** Begin Records for the exercise **

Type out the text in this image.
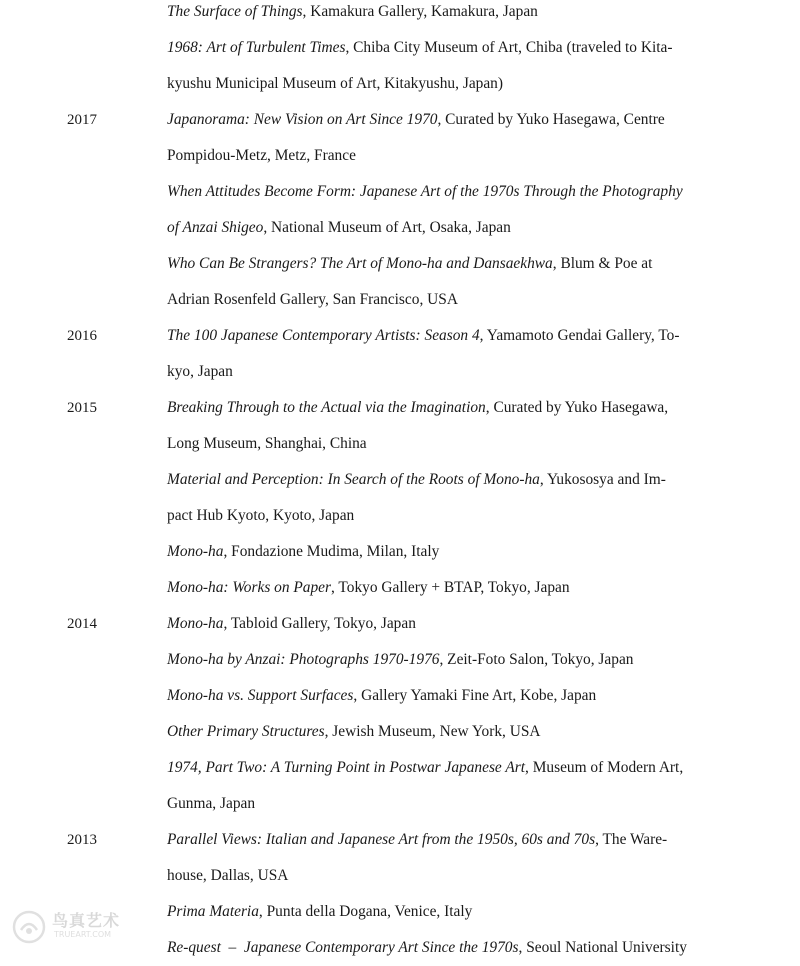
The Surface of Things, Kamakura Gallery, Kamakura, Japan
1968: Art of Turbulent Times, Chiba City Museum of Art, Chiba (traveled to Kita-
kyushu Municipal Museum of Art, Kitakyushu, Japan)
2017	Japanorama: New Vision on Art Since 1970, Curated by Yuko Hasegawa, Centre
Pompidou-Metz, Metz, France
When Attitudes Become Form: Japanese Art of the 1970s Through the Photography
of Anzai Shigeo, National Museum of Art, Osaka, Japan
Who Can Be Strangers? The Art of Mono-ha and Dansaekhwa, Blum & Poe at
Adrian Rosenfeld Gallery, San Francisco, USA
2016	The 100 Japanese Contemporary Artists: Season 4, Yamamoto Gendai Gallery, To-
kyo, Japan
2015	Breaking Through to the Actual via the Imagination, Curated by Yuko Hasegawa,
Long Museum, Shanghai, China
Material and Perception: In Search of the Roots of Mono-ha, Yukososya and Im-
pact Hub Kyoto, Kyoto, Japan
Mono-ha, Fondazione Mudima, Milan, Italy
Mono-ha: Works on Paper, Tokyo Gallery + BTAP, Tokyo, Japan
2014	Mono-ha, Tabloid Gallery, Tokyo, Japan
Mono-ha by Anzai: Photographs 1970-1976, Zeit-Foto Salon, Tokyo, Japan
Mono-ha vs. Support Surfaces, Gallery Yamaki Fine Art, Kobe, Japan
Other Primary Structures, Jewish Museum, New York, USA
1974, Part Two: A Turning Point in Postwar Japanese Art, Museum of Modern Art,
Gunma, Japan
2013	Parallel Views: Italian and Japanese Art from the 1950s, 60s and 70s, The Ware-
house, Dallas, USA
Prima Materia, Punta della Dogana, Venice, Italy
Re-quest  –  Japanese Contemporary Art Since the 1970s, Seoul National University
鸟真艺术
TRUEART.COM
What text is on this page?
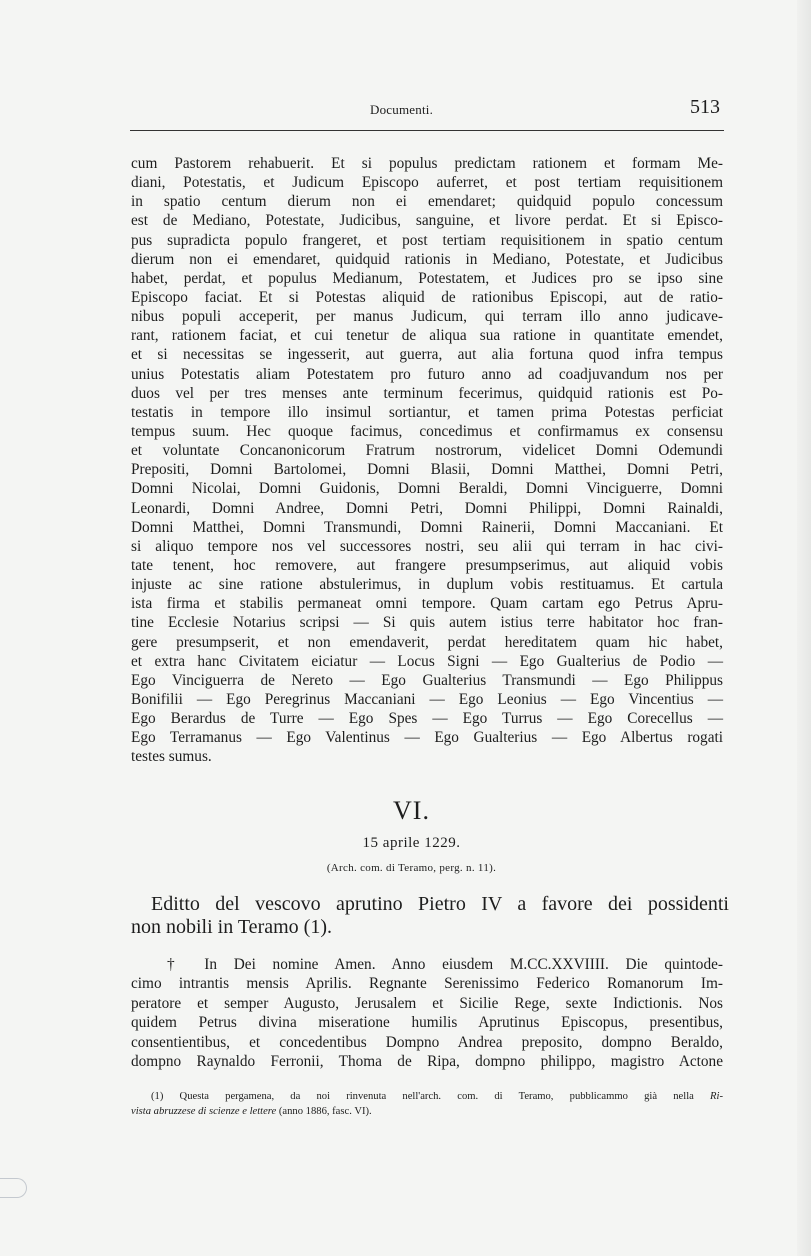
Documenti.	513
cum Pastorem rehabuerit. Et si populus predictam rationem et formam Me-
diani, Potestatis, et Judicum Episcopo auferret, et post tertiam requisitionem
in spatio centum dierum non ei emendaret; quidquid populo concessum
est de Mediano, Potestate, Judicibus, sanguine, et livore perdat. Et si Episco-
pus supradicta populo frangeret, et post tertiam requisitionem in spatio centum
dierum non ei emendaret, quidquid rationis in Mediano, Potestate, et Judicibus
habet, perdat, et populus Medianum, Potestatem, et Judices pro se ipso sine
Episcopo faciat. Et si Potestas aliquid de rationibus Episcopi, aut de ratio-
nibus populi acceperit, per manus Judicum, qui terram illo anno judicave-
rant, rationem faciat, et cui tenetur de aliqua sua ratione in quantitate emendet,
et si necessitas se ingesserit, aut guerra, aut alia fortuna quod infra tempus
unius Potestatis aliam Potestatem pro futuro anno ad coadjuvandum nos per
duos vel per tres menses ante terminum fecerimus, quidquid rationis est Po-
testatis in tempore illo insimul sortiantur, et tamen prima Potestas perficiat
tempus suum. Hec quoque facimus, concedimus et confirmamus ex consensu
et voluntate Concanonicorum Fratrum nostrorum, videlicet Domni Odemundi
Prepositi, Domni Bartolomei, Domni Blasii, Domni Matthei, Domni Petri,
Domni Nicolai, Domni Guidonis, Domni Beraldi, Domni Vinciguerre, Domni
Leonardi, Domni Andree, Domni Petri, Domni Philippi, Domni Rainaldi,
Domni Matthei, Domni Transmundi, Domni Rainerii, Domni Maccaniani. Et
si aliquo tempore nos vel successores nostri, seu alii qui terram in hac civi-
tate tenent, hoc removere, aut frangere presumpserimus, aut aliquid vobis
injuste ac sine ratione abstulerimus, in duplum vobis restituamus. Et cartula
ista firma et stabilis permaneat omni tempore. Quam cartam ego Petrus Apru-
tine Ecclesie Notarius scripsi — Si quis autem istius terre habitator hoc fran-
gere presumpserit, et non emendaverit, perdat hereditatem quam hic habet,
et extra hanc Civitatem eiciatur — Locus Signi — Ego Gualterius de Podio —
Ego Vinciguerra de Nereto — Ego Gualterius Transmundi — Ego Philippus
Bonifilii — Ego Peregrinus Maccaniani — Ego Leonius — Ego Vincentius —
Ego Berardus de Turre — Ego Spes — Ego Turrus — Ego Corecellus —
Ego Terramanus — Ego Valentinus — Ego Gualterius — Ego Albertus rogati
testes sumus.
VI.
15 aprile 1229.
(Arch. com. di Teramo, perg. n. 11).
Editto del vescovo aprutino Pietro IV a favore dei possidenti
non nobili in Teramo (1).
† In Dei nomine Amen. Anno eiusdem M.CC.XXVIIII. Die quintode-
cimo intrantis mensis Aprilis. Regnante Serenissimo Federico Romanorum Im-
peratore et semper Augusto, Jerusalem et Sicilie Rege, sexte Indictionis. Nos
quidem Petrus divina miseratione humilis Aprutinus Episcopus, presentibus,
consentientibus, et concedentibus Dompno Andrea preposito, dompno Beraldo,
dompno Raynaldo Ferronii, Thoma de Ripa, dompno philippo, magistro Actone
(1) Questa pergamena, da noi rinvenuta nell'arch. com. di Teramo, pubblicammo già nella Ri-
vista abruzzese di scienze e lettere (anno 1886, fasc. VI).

** End Records for the exercise **
** Begin Records for the exercise **

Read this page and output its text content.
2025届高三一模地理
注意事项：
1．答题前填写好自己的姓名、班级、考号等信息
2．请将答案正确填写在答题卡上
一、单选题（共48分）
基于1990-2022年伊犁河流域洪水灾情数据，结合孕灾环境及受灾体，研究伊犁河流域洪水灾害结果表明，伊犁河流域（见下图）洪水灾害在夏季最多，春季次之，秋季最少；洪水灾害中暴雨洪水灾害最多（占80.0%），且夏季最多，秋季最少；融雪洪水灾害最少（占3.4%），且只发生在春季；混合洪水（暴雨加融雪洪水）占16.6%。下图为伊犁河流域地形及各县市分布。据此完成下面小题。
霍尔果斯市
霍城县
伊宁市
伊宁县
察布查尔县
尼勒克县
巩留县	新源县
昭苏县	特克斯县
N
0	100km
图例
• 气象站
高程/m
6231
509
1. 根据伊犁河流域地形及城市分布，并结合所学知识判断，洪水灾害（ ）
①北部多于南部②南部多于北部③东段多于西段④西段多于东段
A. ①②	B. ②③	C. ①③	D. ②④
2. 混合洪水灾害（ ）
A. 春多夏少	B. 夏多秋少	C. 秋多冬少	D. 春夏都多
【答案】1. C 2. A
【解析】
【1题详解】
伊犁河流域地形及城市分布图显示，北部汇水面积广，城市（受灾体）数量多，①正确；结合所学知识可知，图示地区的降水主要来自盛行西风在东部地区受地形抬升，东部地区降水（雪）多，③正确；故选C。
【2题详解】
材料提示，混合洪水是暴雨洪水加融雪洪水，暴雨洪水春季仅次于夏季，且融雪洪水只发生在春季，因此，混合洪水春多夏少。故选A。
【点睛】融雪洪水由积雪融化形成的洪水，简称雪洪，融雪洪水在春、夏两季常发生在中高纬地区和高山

** End Records for the exercise **
** Begin Records for the exercise **

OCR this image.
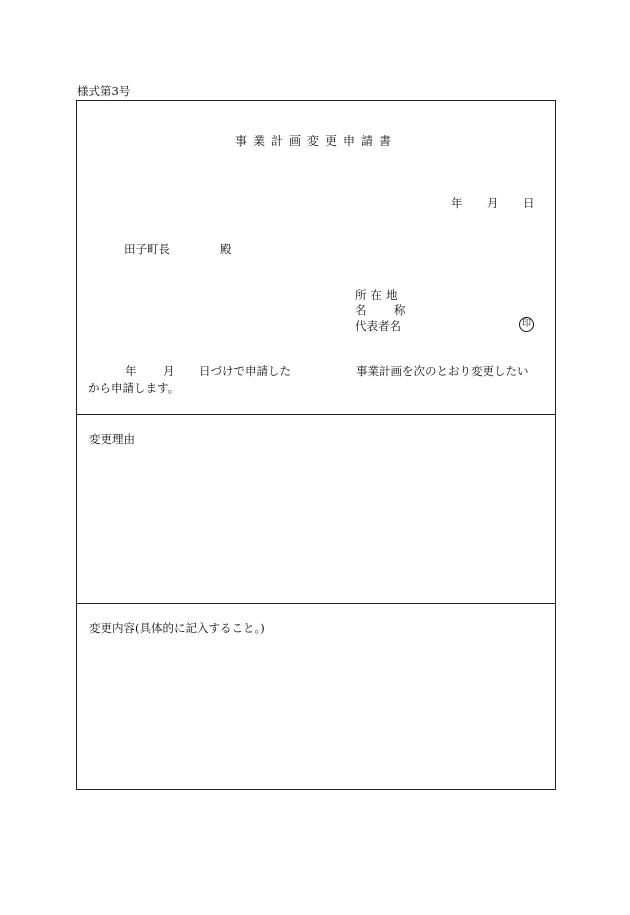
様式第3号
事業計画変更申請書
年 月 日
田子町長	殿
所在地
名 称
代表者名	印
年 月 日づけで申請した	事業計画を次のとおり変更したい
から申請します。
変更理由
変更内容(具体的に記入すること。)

** End Records for the exercise **

- [Task to carry out]:
Give only the count of lines in which the string "Gualterius" appears.

- [Output]:
3